> What is being asked:
Give the total number of lines with the word "supported" in them, and no other words.

*****

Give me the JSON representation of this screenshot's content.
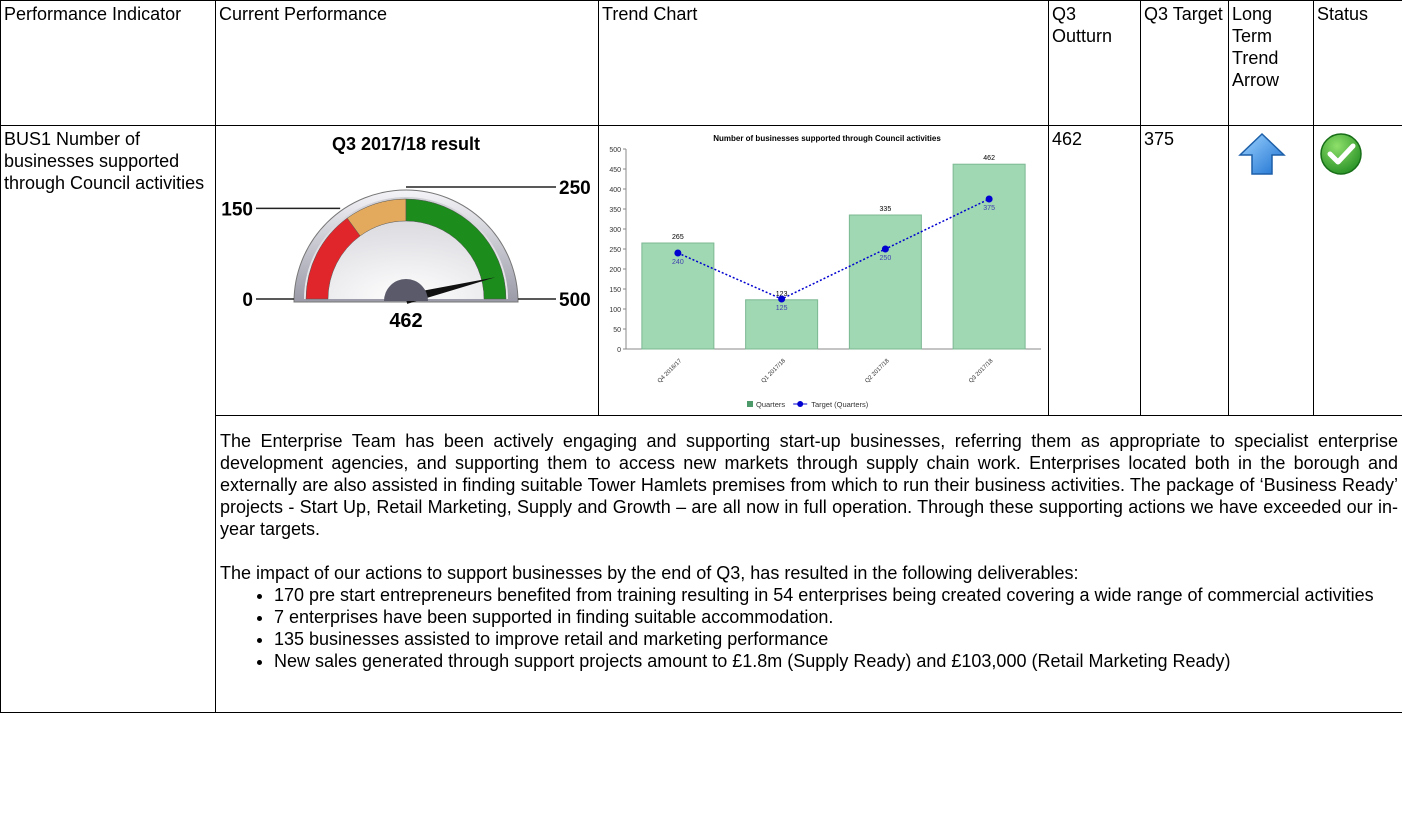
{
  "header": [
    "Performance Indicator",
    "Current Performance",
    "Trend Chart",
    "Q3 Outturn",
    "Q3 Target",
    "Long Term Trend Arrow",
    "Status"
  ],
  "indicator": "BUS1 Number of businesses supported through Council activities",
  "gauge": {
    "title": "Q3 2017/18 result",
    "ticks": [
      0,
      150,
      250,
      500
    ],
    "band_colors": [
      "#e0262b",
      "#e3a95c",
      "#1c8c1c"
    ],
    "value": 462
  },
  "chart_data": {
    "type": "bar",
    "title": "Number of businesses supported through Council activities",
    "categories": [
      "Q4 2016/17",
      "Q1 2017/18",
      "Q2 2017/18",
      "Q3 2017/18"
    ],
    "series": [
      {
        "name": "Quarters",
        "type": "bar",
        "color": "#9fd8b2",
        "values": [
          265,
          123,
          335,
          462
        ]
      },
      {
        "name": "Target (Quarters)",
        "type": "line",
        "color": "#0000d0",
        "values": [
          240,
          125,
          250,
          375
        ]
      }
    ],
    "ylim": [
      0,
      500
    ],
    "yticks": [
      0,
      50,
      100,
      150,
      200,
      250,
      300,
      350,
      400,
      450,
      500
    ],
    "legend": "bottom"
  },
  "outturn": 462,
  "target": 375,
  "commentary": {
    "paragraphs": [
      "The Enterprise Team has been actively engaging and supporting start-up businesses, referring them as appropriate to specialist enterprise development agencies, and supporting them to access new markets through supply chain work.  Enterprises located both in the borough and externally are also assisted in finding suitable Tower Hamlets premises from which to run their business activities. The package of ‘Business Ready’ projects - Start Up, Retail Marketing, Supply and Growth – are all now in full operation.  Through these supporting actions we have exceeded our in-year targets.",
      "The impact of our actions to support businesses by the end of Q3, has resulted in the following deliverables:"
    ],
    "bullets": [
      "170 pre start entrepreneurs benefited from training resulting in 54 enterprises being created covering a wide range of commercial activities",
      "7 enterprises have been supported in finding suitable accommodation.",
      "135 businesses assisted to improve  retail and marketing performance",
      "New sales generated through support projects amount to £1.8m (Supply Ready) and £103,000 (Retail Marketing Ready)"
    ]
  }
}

*****

> Answer to the task:
3